> **WRITTEN EXERCISE**:
Every line below must be reproduced exactly. Copy them all.

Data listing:
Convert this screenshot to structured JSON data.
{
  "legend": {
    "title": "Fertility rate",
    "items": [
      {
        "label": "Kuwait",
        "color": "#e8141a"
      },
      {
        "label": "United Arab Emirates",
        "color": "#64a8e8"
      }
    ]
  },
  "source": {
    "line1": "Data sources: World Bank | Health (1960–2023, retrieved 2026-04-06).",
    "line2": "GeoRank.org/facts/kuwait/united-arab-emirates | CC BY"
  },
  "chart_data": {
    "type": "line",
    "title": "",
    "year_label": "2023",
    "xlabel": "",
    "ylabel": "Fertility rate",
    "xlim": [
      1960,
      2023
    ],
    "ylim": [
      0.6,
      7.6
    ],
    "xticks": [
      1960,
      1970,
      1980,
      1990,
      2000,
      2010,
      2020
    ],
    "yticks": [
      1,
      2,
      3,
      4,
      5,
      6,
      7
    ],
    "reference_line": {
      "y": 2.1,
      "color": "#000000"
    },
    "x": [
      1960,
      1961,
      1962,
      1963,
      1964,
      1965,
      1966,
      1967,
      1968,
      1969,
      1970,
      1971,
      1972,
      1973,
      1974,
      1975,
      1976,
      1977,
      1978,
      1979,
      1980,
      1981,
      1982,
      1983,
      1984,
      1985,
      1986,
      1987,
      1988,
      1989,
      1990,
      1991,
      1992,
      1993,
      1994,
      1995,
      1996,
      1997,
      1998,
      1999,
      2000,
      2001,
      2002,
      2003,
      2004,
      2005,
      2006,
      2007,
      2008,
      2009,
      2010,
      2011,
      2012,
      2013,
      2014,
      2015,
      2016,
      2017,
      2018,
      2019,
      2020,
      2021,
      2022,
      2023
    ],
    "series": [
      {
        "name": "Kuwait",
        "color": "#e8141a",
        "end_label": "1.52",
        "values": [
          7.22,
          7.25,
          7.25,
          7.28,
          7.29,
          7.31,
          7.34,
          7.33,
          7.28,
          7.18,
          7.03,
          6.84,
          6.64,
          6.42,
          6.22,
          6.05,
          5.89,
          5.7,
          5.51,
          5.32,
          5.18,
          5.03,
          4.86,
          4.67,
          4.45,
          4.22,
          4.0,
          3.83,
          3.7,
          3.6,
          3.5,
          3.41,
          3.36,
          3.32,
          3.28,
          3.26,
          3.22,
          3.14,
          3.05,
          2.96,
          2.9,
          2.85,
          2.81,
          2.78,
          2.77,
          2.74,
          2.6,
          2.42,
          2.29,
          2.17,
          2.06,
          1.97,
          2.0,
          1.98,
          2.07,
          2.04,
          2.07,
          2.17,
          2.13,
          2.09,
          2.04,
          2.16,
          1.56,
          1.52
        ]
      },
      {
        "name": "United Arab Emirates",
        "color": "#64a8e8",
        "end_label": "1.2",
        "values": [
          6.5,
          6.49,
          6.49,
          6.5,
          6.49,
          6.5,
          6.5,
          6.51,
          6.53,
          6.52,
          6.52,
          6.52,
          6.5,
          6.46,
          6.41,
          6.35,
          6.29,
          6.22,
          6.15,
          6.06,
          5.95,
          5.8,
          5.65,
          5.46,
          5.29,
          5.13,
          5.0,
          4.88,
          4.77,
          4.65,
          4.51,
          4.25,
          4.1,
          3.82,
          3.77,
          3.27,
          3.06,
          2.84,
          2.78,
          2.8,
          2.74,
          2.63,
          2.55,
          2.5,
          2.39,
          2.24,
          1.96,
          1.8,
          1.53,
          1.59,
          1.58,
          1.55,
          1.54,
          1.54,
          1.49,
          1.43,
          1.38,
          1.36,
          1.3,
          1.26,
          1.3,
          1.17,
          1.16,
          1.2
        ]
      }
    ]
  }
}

> **FULL ANSWER**:
Convert this screenshot to structured JSON data.
{
  "legend": {
    "title": "Fertility rate",
    "items": [
      {
        "label": "Kuwait",
        "color": "#e8141a"
      },
      {
        "label": "United Arab Emirates",
        "color": "#64a8e8"
      }
    ]
  },
  "source": {
    "line1": "Data sources: World Bank | Health (1960–2023, retrieved 2026-04-06).",
    "line2": "GeoRank.org/facts/kuwait/united-arab-emirates | CC BY"
  },
  "chart_data": {
    "type": "line",
    "title": "",
    "year_label": "2023",
    "xlabel": "",
    "ylabel": "Fertility rate",
    "xlim": [
      1960,
      2023
    ],
    "ylim": [
      0.6,
      7.6
    ],
    "xticks": [
      1960,
      1970,
      1980,
      1990,
      2000,
      2010,
      2020
    ],
    "yticks": [
      1,
      2,
      3,
      4,
      5,
      6,
      7
    ],
    "reference_line": {
      "y": 2.1,
      "color": "#000000"
    },
    "x": [
      1960,
      1961,
      1962,
      1963,
      1964,
      1965,
      1966,
      1967,
      1968,
      1969,
      1970,
      1971,
      1972,
      1973,
      1974,
      1975,
      1976,
      1977,
      1978,
      1979,
      1980,
      1981,
      1982,
      1983,
      1984,
      1985,
      1986,
      1987,
      1988,
      1989,
      1990,
      1991,
      1992,
      1993,
      1994,
      1995,
      1996,
      1997,
      1998,
      1999,
      2000,
      2001,
      2002,
      2003,
      2004,
      2005,
      2006,
      2007,
      2008,
      2009,
      2010,
      2011,
      2012,
      2013,
      2014,
      2015,
      2016,
      2017,
      2018,
      2019,
      2020,
      2021,
      2022,
      2023
    ],
    "series": [
      {
        "name": "Kuwait",
        "color": "#e8141a",
        "end_label": "1.52",
        "values": [
          7.22,
          7.25,
          7.25,
          7.28,
          7.29,
          7.31,
          7.34,
          7.33,
          7.28,
          7.18,
          7.03,
          6.84,
          6.64,
          6.42,
          6.22,
          6.05,
          5.89,
          5.7,
          5.51,
          5.32,
          5.18,
          5.03,
          4.86,
          4.67,
          4.45,
          4.22,
          4.0,
          3.83,
          3.7,
          3.6,
          3.5,
          3.41,
          3.36,
          3.32,
          3.28,
          3.26,
          3.22,
          3.14,
          3.05,
          2.96,
          2.9,
          2.85,
          2.81,
          2.78,
          2.77,
          2.74,
          2.6,
          2.42,
          2.29,
          2.17,
          2.06,
          1.97,
          2.0,
          1.98,
          2.07,
          2.04,
          2.07,
          2.17,
          2.13,
          2.09,
          2.04,
          2.16,
          1.56,
          1.52
        ]
      },
      {
        "name": "United Arab Emirates",
        "color": "#64a8e8",
        "end_label": "1.2",
        "values": [
          6.5,
          6.49,
          6.49,
          6.5,
          6.49,
          6.5,
          6.5,
          6.51,
          6.53,
          6.52,
          6.52,
          6.52,
          6.5,
          6.46,
          6.41,
          6.35,
          6.29,
          6.22,
          6.15,
          6.06,
          5.95,
          5.8,
          5.65,
          5.46,
          5.29,
          5.13,
          5.0,
          4.88,
          4.77,
          4.65,
          4.51,
          4.25,
          4.1,
          3.82,
          3.77,
          3.27,
          3.06,
          2.84,
          2.78,
          2.8,
          2.74,
          2.63,
          2.55,
          2.5,
          2.39,
          2.24,
          1.96,
          1.8,
          1.53,
          1.59,
          1.58,
          1.55,
          1.54,
          1.54,
          1.49,
          1.43,
          1.38,
          1.36,
          1.3,
          1.26,
          1.3,
          1.17,
          1.16,
          1.2
        ]
      }
    ]
  }
}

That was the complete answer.